Start Material for this task

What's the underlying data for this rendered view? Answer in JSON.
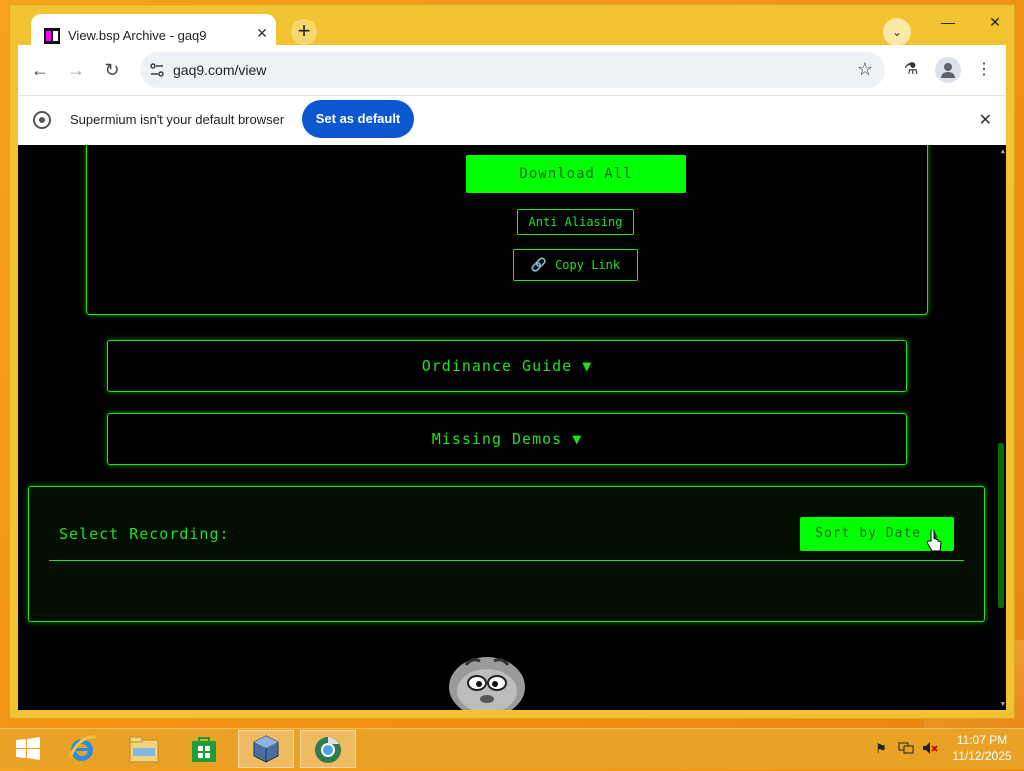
{
  "browser": {
    "tab_title": "View.bsp Archive - gaq9",
    "tab_close": "✕",
    "new_tab": "+",
    "url": "gaq9.com/view",
    "window_controls": {
      "minimize": "—",
      "maximize": "☐",
      "close": "✕"
    }
  },
  "infobar": {
    "message": "Supermium isn't your default browser",
    "button_label": "Set as default",
    "close": "✕"
  },
  "page": {
    "download_all_label": "Download All",
    "anti_aliasing_label": "Anti Aliasing",
    "copy_link_label": "Copy Link",
    "ordinance_guide_label": "Ordinance Guide ▼",
    "missing_demos_label": "Missing Demos ▼",
    "select_recording_label": "Select Recording:",
    "sort_label": "Sort by Date ▲"
  },
  "taskbar": {
    "time": "11:07 PM",
    "date": "11/12/2025"
  },
  "icons": [
    "start-icon",
    "ie-icon",
    "file-explorer-icon",
    "store-icon",
    "virtualbox-icon",
    "browser-icon",
    "flag-icon",
    "network-icon",
    "volume-muted-icon",
    "link-icon",
    "mascot-icon"
  ],
  "colors": {
    "accent_green": "#00ff00",
    "border_green": "#1ee31e",
    "infobar_button": "#0b57d0",
    "chrome_frame": "#f1c232"
  }
}
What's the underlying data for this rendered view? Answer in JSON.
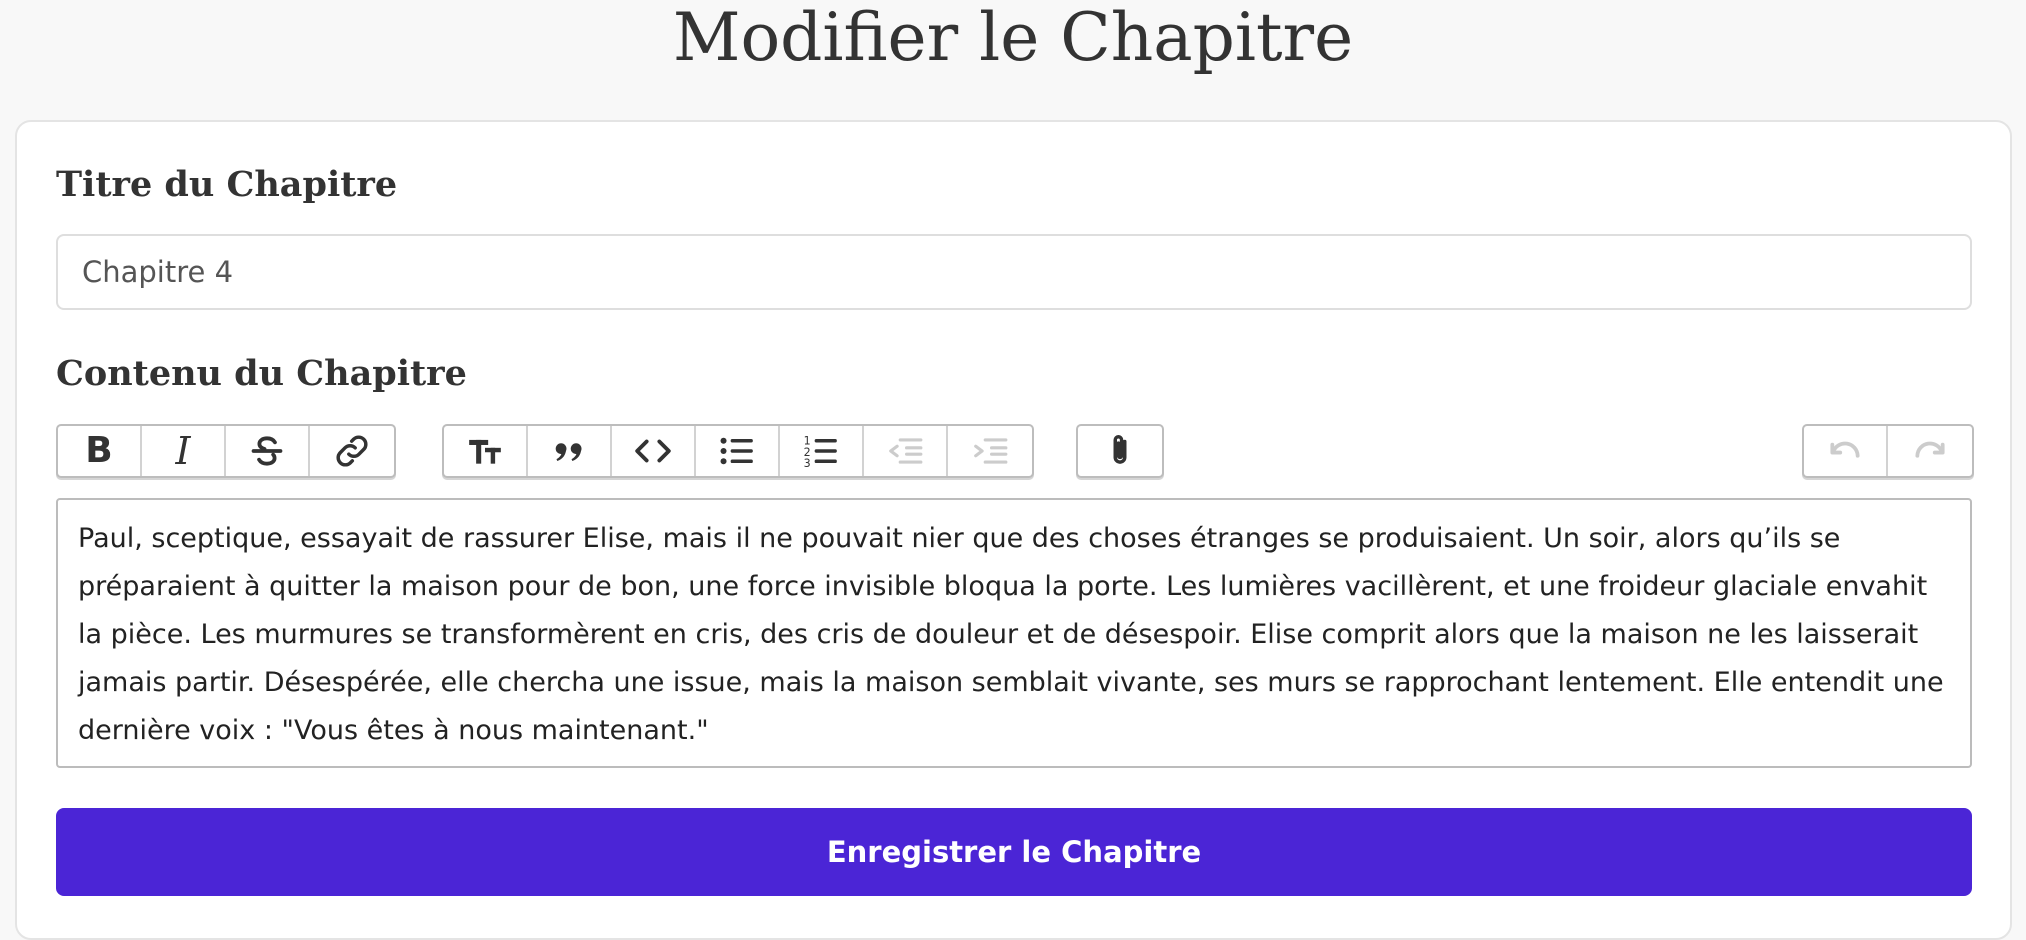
{
  "page": {
    "title": "Modifier le Chapitre"
  },
  "form": {
    "title_label": "Titre du Chapitre",
    "title_value": "Chapitre 4",
    "content_label": "Contenu du Chapitre",
    "content_text": "Paul, sceptique, essayait de rassurer Elise, mais il ne pouvait nier que des choses étranges se produisaient. Un soir, alors qu’ils se préparaient à quitter la maison pour de bon, une force invisible bloqua la porte. Les lumières vacillèrent, et une froideur glaciale envahit la pièce. Les murmures se transformèrent en cris, des cris de douleur et de désespoir. Elise comprit alors que la maison ne les laisserait jamais partir. Désespérée, elle chercha une issue, mais la maison semblait vivante, ses murs se rapprochant lentement. Elle entendit une dernière voix : \"Vous êtes à nous maintenant.\"",
    "save_label": "Enregistrer le Chapitre"
  },
  "toolbar": {
    "groups": [
      {
        "name": "text-formatting",
        "buttons": [
          "bold-icon",
          "italic-icon",
          "strikethrough-icon",
          "link-icon"
        ]
      },
      {
        "name": "block-formatting",
        "buttons": [
          "heading-icon",
          "quote-icon",
          "code-icon",
          "bullet-list-icon",
          "numbered-list-icon",
          "decrease-indent-icon",
          "increase-indent-icon"
        ]
      },
      {
        "name": "attachments",
        "buttons": [
          "attach-icon"
        ]
      },
      {
        "name": "history",
        "buttons": [
          "undo-icon",
          "redo-icon"
        ]
      }
    ],
    "disabled": [
      "decrease-indent-icon",
      "increase-indent-icon",
      "undo-icon",
      "redo-icon"
    ]
  },
  "colors": {
    "primary": "#4b25d6",
    "background": "#f8f8f8",
    "text": "#333333",
    "disabled_icon": "#cccccc"
  }
}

End Material for this task

[Set problem]: Omit all pictures while transcribing the entries verbatim.

[Expected output]:
What's the underlying data for this rendered view? Answer in JSON.
{
  "browser": {
    "tab_title": "View.bsp Archive - gaq9",
    "tab_close": "✕",
    "new_tab": "+",
    "url": "gaq9.com/view",
    "window_controls": {
      "minimize": "—",
      "maximize": "☐",
      "close": "✕"
    }
  },
  "infobar": {
    "message": "Supermium isn't your default browser",
    "button_label": "Set as default",
    "close": "✕"
  },
  "page": {
    "download_all_label": "Download All",
    "anti_aliasing_label": "Anti Aliasing",
    "copy_link_label": "Copy Link",
    "ordinance_guide_label": "Ordinance Guide ▼",
    "missing_demos_label": "Missing Demos ▼",
    "select_recording_label": "Select Recording:",
    "sort_label": "Sort by Date ▲"
  },
  "taskbar": {
    "time": "11:07 PM",
    "date": "11/12/2025"
  },
  "icons": [
    "start-icon",
    "ie-icon",
    "file-explorer-icon",
    "store-icon",
    "virtualbox-icon",
    "browser-icon",
    "flag-icon",
    "network-icon",
    "volume-muted-icon",
    "link-icon",
    "mascot-icon"
  ],
  "colors": {
    "accent_green": "#00ff00",
    "border_green": "#1ee31e",
    "infobar_button": "#0b57d0",
    "chrome_frame": "#f1c232"
  }
}
What's the underlying data for this rendered view? Answer in JSON.
{
  "page": {
    "title": "Modifier le Chapitre"
  },
  "form": {
    "title_label": "Titre du Chapitre",
    "title_value": "Chapitre 4",
    "content_label": "Contenu du Chapitre",
    "content_text": "Paul, sceptique, essayait de rassurer Elise, mais il ne pouvait nier que des choses étranges se produisaient. Un soir, alors qu’ils se préparaient à quitter la maison pour de bon, une force invisible bloqua la porte. Les lumières vacillèrent, et une froideur glaciale envahit la pièce. Les murmures se transformèrent en cris, des cris de douleur et de désespoir. Elise comprit alors que la maison ne les laisserait jamais partir. Désespérée, elle chercha une issue, mais la maison semblait vivante, ses murs se rapprochant lentement. Elle entendit une dernière voix : \"Vous êtes à nous maintenant.\"",
    "save_label": "Enregistrer le Chapitre"
  },
  "toolbar": {
    "groups": [
      {
        "name": "text-formatting",
        "buttons": [
          "bold-icon",
          "italic-icon",
          "strikethrough-icon",
          "link-icon"
        ]
      },
      {
        "name": "block-formatting",
        "buttons": [
          "heading-icon",
          "quote-icon",
          "code-icon",
          "bullet-list-icon",
          "numbered-list-icon",
          "decrease-indent-icon",
          "increase-indent-icon"
        ]
      },
      {
        "name": "attachments",
        "buttons": [
          "attach-icon"
        ]
      },
      {
        "name": "history",
        "buttons": [
          "undo-icon",
          "redo-icon"
        ]
      }
    ],
    "disabled": [
      "decrease-indent-icon",
      "increase-indent-icon",
      "undo-icon",
      "redo-icon"
    ]
  },
  "colors": {
    "primary": "#4b25d6",
    "background": "#f8f8f8",
    "text": "#333333",
    "disabled_icon": "#cccccc"
  }
}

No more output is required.